---------- TEXTO DEL EJERCICIO ----------

Uno de los principales límites de la política social ha sido su desconexión con el mercado laboral; más del 55% de la población ocupada trabaja en la informalidad, sin seguridad social ni estabilidad, de acuerdo con INEGI y a este dato se suma otro menos visible, pero igual de determinante: la productividad laboral en México crece lentamente desde hace más de dos décadas, lo que impide aumentos sostenidos en los salarios.
Durante más de dos décadas, los salarios reales permanecieron prácticamente estancados; aunque el salario mínimo ha registrado incrementos recientes, la Comisión Nacional de los Salarios Mínimos reconoce que aún no cubre plenamente el costo de la canasta básica urbana en amplias regiones del país. De acuerdo con CONEVAL, más del 35 % de la población ocupada vive en pobreza laboral.
El gasto social con toque políticos
Solidaridad surgió a finales de los años ochenta, en un contexto de crisis económica, inflación elevada y fuerte desgaste institucional, el programa priorizó la rapidez del gasto y su visibilidad territorial; los recursos llegaban, pero sin reglas claras, padrones confiables ni mecanismos de evaluación.
La Auditoría Superior documentó discrecionalidad y uso político del gasto; el apoyo ayudó a contener el conflicto social, pero no modificó la estructura productiva ni el acceso al empleo formal.
Progresa introdujo reglas claras, padrones verificables y evaluación de resultados; las mediciones confirmaron avances en asistencia escolar, salud y nutrición, sin embargo, el mercado laboral no absorbió a esa población con mejores condiciones educativas; la política social avanzó más rápido que la economía.
Los apoyos del Bienestar
Con el gobierno de López Obrador, la política social se volvió directa y universal; el gasto social alcanzó niveles históricos y permitió amortiguar los efectos de la pandemia y del aumento de precios, para millones de hogares, el ingreso fue un alivio inmediato; sin embargo, los indicadores estructurales no se movieron.

---------- CONJUNTO DE DATOS ----------

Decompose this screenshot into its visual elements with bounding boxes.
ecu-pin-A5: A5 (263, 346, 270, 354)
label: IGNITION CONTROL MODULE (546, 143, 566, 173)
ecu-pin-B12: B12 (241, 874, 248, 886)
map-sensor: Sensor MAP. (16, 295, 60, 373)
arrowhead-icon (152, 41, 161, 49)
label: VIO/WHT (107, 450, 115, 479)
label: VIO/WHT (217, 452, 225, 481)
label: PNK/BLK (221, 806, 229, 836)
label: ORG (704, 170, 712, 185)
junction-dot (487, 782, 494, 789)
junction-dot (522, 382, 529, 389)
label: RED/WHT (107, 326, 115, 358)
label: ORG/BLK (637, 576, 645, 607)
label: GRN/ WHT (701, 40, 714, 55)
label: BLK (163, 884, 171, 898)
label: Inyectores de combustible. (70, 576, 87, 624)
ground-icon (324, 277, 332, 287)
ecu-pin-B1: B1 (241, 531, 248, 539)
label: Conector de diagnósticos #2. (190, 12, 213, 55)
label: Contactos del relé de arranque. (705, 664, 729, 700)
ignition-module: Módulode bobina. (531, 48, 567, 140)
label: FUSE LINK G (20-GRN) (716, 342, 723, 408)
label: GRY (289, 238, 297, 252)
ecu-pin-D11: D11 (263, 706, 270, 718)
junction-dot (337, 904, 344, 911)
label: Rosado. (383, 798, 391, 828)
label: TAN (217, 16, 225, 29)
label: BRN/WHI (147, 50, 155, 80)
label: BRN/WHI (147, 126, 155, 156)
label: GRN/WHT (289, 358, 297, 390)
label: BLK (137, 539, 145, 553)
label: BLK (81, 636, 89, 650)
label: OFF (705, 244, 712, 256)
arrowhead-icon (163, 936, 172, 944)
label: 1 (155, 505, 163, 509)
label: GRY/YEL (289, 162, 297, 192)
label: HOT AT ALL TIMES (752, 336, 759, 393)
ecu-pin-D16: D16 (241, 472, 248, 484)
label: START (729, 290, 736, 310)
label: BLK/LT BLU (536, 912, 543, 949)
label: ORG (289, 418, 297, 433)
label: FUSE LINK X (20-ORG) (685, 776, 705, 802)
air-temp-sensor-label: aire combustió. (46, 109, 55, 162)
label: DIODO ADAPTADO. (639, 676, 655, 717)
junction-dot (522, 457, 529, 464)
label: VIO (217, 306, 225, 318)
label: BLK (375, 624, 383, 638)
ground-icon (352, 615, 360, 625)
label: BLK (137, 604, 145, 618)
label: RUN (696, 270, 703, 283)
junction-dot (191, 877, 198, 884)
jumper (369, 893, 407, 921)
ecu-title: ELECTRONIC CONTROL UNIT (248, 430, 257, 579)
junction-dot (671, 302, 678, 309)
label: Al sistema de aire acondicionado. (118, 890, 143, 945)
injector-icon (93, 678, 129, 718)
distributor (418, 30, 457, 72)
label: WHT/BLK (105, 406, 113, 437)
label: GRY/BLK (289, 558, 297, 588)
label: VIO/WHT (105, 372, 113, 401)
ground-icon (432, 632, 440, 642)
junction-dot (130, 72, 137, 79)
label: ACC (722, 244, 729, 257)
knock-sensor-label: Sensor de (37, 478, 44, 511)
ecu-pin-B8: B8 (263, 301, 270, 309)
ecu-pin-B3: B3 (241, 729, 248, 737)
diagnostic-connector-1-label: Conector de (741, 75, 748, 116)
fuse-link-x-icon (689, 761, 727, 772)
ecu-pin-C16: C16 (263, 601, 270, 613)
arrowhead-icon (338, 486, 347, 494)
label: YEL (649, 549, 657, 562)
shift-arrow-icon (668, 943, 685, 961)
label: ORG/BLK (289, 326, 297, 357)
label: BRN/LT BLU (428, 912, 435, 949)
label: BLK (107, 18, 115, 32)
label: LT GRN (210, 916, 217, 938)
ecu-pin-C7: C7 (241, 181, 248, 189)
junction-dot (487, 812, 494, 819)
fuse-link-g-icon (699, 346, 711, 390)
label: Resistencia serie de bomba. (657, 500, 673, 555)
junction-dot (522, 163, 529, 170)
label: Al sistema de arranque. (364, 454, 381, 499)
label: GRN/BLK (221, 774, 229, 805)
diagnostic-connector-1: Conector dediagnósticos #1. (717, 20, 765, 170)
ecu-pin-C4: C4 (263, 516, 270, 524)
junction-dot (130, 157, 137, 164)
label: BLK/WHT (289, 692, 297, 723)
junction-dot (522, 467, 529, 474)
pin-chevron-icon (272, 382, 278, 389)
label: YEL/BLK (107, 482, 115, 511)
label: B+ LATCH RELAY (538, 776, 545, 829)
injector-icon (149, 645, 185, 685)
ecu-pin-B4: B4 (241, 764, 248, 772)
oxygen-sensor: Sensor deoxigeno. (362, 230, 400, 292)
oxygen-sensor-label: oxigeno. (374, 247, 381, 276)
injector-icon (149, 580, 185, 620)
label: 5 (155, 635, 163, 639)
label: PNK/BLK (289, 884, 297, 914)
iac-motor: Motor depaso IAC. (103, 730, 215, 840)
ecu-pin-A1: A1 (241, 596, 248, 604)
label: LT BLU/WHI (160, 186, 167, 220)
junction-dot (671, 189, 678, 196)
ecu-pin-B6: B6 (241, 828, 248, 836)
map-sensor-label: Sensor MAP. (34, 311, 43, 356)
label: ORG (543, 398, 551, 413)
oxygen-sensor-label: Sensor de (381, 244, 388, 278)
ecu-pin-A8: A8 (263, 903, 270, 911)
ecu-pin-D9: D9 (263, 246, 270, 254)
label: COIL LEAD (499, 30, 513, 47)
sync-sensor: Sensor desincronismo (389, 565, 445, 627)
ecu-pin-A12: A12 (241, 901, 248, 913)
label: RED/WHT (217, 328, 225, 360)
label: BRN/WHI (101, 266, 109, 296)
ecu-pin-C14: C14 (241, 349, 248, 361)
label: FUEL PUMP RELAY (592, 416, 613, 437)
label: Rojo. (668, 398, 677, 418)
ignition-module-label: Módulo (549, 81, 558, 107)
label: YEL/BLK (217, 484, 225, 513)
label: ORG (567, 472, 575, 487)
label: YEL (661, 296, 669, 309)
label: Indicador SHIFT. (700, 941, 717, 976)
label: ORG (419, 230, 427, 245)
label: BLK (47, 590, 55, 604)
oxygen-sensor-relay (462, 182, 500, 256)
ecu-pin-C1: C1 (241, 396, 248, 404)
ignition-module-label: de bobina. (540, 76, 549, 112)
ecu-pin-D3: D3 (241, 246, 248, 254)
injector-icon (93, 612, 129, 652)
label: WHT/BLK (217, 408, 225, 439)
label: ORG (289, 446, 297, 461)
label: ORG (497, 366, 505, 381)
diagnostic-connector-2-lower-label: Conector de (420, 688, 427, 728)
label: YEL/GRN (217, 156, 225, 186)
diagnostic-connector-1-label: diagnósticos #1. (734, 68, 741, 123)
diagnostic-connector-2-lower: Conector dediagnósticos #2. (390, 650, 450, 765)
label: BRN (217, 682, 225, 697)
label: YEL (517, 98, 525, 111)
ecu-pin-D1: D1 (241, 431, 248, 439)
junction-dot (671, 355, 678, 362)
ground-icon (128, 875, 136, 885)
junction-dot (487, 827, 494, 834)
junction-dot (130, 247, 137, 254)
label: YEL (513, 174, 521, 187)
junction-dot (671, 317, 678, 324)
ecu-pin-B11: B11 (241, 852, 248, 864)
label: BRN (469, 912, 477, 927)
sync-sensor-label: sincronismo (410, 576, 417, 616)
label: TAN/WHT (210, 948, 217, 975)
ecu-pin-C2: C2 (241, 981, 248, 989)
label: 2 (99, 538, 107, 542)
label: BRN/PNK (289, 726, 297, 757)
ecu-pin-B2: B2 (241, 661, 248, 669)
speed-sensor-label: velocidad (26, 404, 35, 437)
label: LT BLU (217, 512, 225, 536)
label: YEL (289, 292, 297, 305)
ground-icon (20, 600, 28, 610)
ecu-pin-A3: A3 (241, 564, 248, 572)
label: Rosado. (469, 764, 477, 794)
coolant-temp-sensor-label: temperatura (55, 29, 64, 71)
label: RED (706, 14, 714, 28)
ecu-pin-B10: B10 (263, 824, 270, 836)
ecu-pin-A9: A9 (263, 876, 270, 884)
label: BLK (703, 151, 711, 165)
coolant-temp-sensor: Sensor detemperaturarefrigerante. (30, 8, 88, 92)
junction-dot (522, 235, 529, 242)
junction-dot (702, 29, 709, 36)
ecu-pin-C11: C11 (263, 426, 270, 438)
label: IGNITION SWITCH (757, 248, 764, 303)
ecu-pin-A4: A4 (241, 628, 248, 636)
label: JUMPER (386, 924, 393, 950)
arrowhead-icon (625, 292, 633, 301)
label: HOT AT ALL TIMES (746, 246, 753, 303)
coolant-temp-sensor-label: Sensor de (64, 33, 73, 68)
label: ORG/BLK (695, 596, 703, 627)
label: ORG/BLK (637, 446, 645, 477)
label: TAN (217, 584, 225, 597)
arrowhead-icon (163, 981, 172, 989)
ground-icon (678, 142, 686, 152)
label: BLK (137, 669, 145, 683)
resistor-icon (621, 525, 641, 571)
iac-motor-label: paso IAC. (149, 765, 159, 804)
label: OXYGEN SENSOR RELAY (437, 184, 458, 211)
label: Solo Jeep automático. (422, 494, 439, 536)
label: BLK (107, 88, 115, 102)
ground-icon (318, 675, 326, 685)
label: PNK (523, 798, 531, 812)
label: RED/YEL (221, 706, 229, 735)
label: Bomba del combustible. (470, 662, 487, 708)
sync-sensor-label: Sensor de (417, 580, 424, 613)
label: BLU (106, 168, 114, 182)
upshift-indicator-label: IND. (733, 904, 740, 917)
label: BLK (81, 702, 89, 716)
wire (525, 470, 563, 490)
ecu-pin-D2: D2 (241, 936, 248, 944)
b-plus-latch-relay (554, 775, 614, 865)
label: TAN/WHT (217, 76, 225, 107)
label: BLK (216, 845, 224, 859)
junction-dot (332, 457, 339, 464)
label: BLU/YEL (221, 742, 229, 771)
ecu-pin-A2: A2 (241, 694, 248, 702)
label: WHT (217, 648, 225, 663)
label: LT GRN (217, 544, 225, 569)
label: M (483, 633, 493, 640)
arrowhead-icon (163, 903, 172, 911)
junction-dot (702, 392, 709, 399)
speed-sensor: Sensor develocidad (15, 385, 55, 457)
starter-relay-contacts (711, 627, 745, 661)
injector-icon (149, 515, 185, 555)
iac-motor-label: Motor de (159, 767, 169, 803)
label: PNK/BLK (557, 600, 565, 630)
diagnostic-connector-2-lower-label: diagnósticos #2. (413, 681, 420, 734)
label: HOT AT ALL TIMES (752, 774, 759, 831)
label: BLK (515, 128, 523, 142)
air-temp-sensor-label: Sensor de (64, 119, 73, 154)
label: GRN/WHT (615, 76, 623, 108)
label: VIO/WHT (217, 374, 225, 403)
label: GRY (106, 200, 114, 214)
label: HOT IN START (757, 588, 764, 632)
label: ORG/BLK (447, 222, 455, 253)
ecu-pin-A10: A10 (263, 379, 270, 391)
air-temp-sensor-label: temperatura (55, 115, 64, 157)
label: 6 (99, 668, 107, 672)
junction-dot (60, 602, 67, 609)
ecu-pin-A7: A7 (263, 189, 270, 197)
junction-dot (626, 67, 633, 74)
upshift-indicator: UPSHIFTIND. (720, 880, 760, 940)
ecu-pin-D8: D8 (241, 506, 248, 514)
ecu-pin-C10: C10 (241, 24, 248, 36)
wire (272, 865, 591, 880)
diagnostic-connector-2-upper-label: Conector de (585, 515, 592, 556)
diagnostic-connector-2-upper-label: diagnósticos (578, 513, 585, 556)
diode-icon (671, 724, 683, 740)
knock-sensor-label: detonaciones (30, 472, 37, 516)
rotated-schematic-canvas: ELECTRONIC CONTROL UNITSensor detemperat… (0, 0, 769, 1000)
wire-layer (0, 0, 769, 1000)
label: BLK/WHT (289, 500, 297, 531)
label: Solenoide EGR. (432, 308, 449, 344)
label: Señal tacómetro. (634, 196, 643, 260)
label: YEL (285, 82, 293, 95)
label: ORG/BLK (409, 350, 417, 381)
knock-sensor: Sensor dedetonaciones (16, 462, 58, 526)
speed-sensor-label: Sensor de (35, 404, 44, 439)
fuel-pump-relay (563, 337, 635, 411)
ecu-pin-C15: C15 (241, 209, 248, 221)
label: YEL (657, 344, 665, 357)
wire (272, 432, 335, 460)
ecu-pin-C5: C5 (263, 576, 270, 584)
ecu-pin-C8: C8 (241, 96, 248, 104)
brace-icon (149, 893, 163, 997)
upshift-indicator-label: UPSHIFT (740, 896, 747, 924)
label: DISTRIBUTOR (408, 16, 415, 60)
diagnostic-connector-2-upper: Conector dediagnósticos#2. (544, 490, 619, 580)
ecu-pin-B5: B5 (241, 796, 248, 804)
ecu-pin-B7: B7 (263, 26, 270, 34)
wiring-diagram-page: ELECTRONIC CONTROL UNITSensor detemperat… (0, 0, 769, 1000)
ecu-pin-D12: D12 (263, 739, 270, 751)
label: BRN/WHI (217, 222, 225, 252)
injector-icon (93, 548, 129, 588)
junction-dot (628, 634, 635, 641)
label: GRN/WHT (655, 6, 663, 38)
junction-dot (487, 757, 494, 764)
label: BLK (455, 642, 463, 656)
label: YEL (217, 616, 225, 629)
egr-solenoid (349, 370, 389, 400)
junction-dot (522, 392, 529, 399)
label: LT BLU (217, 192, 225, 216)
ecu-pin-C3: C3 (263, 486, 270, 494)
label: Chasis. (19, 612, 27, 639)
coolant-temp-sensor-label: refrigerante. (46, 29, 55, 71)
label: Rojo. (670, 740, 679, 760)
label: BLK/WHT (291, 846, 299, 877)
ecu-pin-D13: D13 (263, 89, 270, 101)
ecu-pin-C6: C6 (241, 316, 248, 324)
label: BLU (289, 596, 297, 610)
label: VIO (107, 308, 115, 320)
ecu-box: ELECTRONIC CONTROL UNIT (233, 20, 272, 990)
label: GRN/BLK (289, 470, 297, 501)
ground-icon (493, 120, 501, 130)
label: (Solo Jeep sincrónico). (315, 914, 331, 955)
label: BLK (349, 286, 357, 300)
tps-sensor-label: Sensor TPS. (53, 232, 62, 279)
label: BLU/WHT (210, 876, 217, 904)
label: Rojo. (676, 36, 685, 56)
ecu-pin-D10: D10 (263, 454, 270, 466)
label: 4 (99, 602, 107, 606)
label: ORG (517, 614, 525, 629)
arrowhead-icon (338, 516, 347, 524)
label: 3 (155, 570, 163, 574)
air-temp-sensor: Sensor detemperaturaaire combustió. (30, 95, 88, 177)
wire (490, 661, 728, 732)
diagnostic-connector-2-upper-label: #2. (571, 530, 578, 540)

----------

## [QUÉ HARÁS]
a. Reproduce literalmente el fragmento del texto sobre política social que abre con las palabras "El gasto social con" y cierra con "mecanismos de evaluación.".
b. Según el texto sobre política social, ¿qué porcentaje de la población ocupada vive en pobreza laboral de acuerdo con CONEVAL?
Las filas no tienen relación con el texto sobre política social.

## [RESPUESTAS ESCRITAS]
a.
El gasto social con toque políticos
Solidaridad surgió a finales de los años ochenta, en un contexto de crisis económica, inflación elevada y fuerte desgaste institucional, el programa priorizó la rapidez del gasto y su visibilidad territorial; los recursos llegaban, pero sin reglas claras, padrones confiables ni mecanismos de evaluación.

b. Más del 35 % de la población ocupada.